[Aim]: Leave out the pictures and copy every record exactly.
begin Information shown
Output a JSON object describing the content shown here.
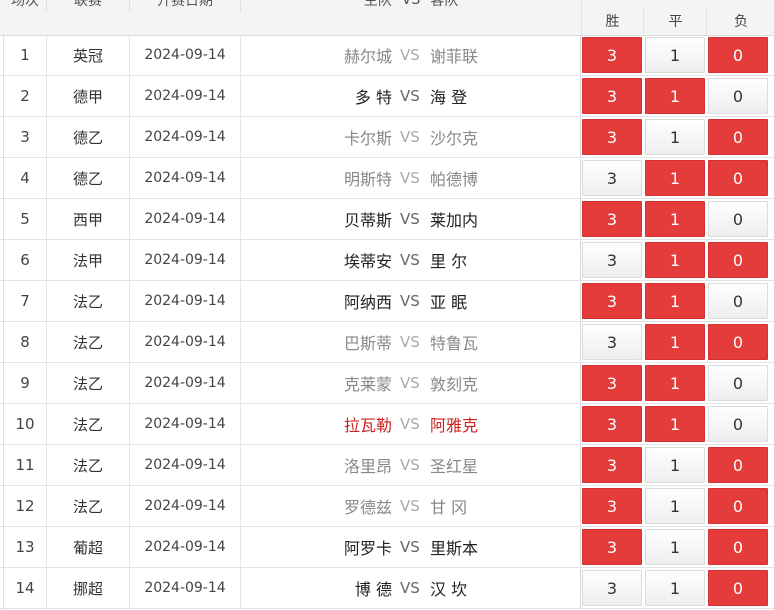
{
  "header": {
    "col_num": "场次",
    "col_league": "联赛",
    "col_date": "开赛日期",
    "col_home": "主队",
    "col_vs": "VS",
    "col_away": "客队",
    "opt_win": "胜",
    "opt_draw": "平",
    "opt_lose": "负"
  },
  "colors": {
    "accent_red": "#e43b3b",
    "text_red": "#cc2222"
  },
  "rows": [
    {
      "num": "1",
      "league": "英冠",
      "date": "2024-09-14",
      "home": "赫尔城",
      "vs": "VS",
      "away": "谢菲联",
      "win": "3",
      "draw": "1",
      "lose": "0",
      "sel": [
        true,
        false,
        true
      ],
      "style": "gray"
    },
    {
      "num": "2",
      "league": "德甲",
      "date": "2024-09-14",
      "home": "多 特",
      "vs": "VS",
      "away": "海 登",
      "win": "3",
      "draw": "1",
      "lose": "0",
      "sel": [
        true,
        true,
        false
      ],
      "style": "black"
    },
    {
      "num": "3",
      "league": "德乙",
      "date": "2024-09-14",
      "home": "卡尔斯",
      "vs": "VS",
      "away": "沙尔克",
      "win": "3",
      "draw": "1",
      "lose": "0",
      "sel": [
        true,
        false,
        true
      ],
      "style": "gray"
    },
    {
      "num": "4",
      "league": "德乙",
      "date": "2024-09-14",
      "home": "明斯特",
      "vs": "VS",
      "away": "帕德博",
      "win": "3",
      "draw": "1",
      "lose": "0",
      "sel": [
        false,
        true,
        true
      ],
      "style": "gray"
    },
    {
      "num": "5",
      "league": "西甲",
      "date": "2024-09-14",
      "home": "贝蒂斯",
      "vs": "VS",
      "away": "莱加内",
      "win": "3",
      "draw": "1",
      "lose": "0",
      "sel": [
        true,
        true,
        false
      ],
      "style": "black"
    },
    {
      "num": "6",
      "league": "法甲",
      "date": "2024-09-14",
      "home": "埃蒂安",
      "vs": "VS",
      "away": "里 尔",
      "win": "3",
      "draw": "1",
      "lose": "0",
      "sel": [
        false,
        true,
        true
      ],
      "style": "black"
    },
    {
      "num": "7",
      "league": "法乙",
      "date": "2024-09-14",
      "home": "阿纳西",
      "vs": "VS",
      "away": "亚 眠",
      "win": "3",
      "draw": "1",
      "lose": "0",
      "sel": [
        true,
        true,
        false
      ],
      "style": "black"
    },
    {
      "num": "8",
      "league": "法乙",
      "date": "2024-09-14",
      "home": "巴斯蒂",
      "vs": "VS",
      "away": "特鲁瓦",
      "win": "3",
      "draw": "1",
      "lose": "0",
      "sel": [
        false,
        true,
        true
      ],
      "style": "gray"
    },
    {
      "num": "9",
      "league": "法乙",
      "date": "2024-09-14",
      "home": "克莱蒙",
      "vs": "VS",
      "away": "敦刻克",
      "win": "3",
      "draw": "1",
      "lose": "0",
      "sel": [
        true,
        true,
        false
      ],
      "style": "gray"
    },
    {
      "num": "10",
      "league": "法乙",
      "date": "2024-09-14",
      "home": "拉瓦勒",
      "vs": "VS",
      "away": "阿雅克",
      "win": "3",
      "draw": "1",
      "lose": "0",
      "sel": [
        true,
        true,
        false
      ],
      "style": "red"
    },
    {
      "num": "11",
      "league": "法乙",
      "date": "2024-09-14",
      "home": "洛里昂",
      "vs": "VS",
      "away": "圣红星",
      "win": "3",
      "draw": "1",
      "lose": "0",
      "sel": [
        true,
        false,
        true
      ],
      "style": "gray"
    },
    {
      "num": "12",
      "league": "法乙",
      "date": "2024-09-14",
      "home": "罗德兹",
      "vs": "VS",
      "away": "甘 冈",
      "win": "3",
      "draw": "1",
      "lose": "0",
      "sel": [
        true,
        false,
        true
      ],
      "style": "gray"
    },
    {
      "num": "13",
      "league": "葡超",
      "date": "2024-09-14",
      "home": "阿罗卡",
      "vs": "VS",
      "away": "里斯本",
      "win": "3",
      "draw": "1",
      "lose": "0",
      "sel": [
        true,
        false,
        true
      ],
      "style": "black"
    },
    {
      "num": "14",
      "league": "挪超",
      "date": "2024-09-14",
      "home": "博 德",
      "vs": "VS",
      "away": "汉 坎",
      "win": "3",
      "draw": "1",
      "lose": "0",
      "sel": [
        false,
        false,
        true
      ],
      "style": "black"
    }
  ]
}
end Information shown
[Correct result]:
Output a JSON object describing the content shown here.
{
  "header": {
    "col_num": "场次",
    "col_league": "联赛",
    "col_date": "开赛日期",
    "col_home": "主队",
    "col_vs": "VS",
    "col_away": "客队",
    "opt_win": "胜",
    "opt_draw": "平",
    "opt_lose": "负"
  },
  "colors": {
    "accent_red": "#e43b3b",
    "text_red": "#cc2222"
  },
  "rows": [
    {
      "num": "1",
      "league": "英冠",
      "date": "2024-09-14",
      "home": "赫尔城",
      "vs": "VS",
      "away": "谢菲联",
      "win": "3",
      "draw": "1",
      "lose": "0",
      "sel": [
        true,
        false,
        true
      ],
      "style": "gray"
    },
    {
      "num": "2",
      "league": "德甲",
      "date": "2024-09-14",
      "home": "多 特",
      "vs": "VS",
      "away": "海 登",
      "win": "3",
      "draw": "1",
      "lose": "0",
      "sel": [
        true,
        true,
        false
      ],
      "style": "black"
    },
    {
      "num": "3",
      "league": "德乙",
      "date": "2024-09-14",
      "home": "卡尔斯",
      "vs": "VS",
      "away": "沙尔克",
      "win": "3",
      "draw": "1",
      "lose": "0",
      "sel": [
        true,
        false,
        true
      ],
      "style": "gray"
    },
    {
      "num": "4",
      "league": "德乙",
      "date": "2024-09-14",
      "home": "明斯特",
      "vs": "VS",
      "away": "帕德博",
      "win": "3",
      "draw": "1",
      "lose": "0",
      "sel": [
        false,
        true,
        true
      ],
      "style": "gray"
    },
    {
      "num": "5",
      "league": "西甲",
      "date": "2024-09-14",
      "home": "贝蒂斯",
      "vs": "VS",
      "away": "莱加内",
      "win": "3",
      "draw": "1",
      "lose": "0",
      "sel": [
        true,
        true,
        false
      ],
      "style": "black"
    },
    {
      "num": "6",
      "league": "法甲",
      "date": "2024-09-14",
      "home": "埃蒂安",
      "vs": "VS",
      "away": "里 尔",
      "win": "3",
      "draw": "1",
      "lose": "0",
      "sel": [
        false,
        true,
        true
      ],
      "style": "black"
    },
    {
      "num": "7",
      "league": "法乙",
      "date": "2024-09-14",
      "home": "阿纳西",
      "vs": "VS",
      "away": "亚 眠",
      "win": "3",
      "draw": "1",
      "lose": "0",
      "sel": [
        true,
        true,
        false
      ],
      "style": "black"
    },
    {
      "num": "8",
      "league": "法乙",
      "date": "2024-09-14",
      "home": "巴斯蒂",
      "vs": "VS",
      "away": "特鲁瓦",
      "win": "3",
      "draw": "1",
      "lose": "0",
      "sel": [
        false,
        true,
        true
      ],
      "style": "gray"
    },
    {
      "num": "9",
      "league": "法乙",
      "date": "2024-09-14",
      "home": "克莱蒙",
      "vs": "VS",
      "away": "敦刻克",
      "win": "3",
      "draw": "1",
      "lose": "0",
      "sel": [
        true,
        true,
        false
      ],
      "style": "gray"
    },
    {
      "num": "10",
      "league": "法乙",
      "date": "2024-09-14",
      "home": "拉瓦勒",
      "vs": "VS",
      "away": "阿雅克",
      "win": "3",
      "draw": "1",
      "lose": "0",
      "sel": [
        true,
        true,
        false
      ],
      "style": "red"
    },
    {
      "num": "11",
      "league": "法乙",
      "date": "2024-09-14",
      "home": "洛里昂",
      "vs": "VS",
      "away": "圣红星",
      "win": "3",
      "draw": "1",
      "lose": "0",
      "sel": [
        true,
        false,
        true
      ],
      "style": "gray"
    },
    {
      "num": "12",
      "league": "法乙",
      "date": "2024-09-14",
      "home": "罗德兹",
      "vs": "VS",
      "away": "甘 冈",
      "win": "3",
      "draw": "1",
      "lose": "0",
      "sel": [
        true,
        false,
        true
      ],
      "style": "gray"
    },
    {
      "num": "13",
      "league": "葡超",
      "date": "2024-09-14",
      "home": "阿罗卡",
      "vs": "VS",
      "away": "里斯本",
      "win": "3",
      "draw": "1",
      "lose": "0",
      "sel": [
        true,
        false,
        true
      ],
      "style": "black"
    },
    {
      "num": "14",
      "league": "挪超",
      "date": "2024-09-14",
      "home": "博 德",
      "vs": "VS",
      "away": "汉 坎",
      "win": "3",
      "draw": "1",
      "lose": "0",
      "sel": [
        false,
        false,
        true
      ],
      "style": "black"
    }
  ]
}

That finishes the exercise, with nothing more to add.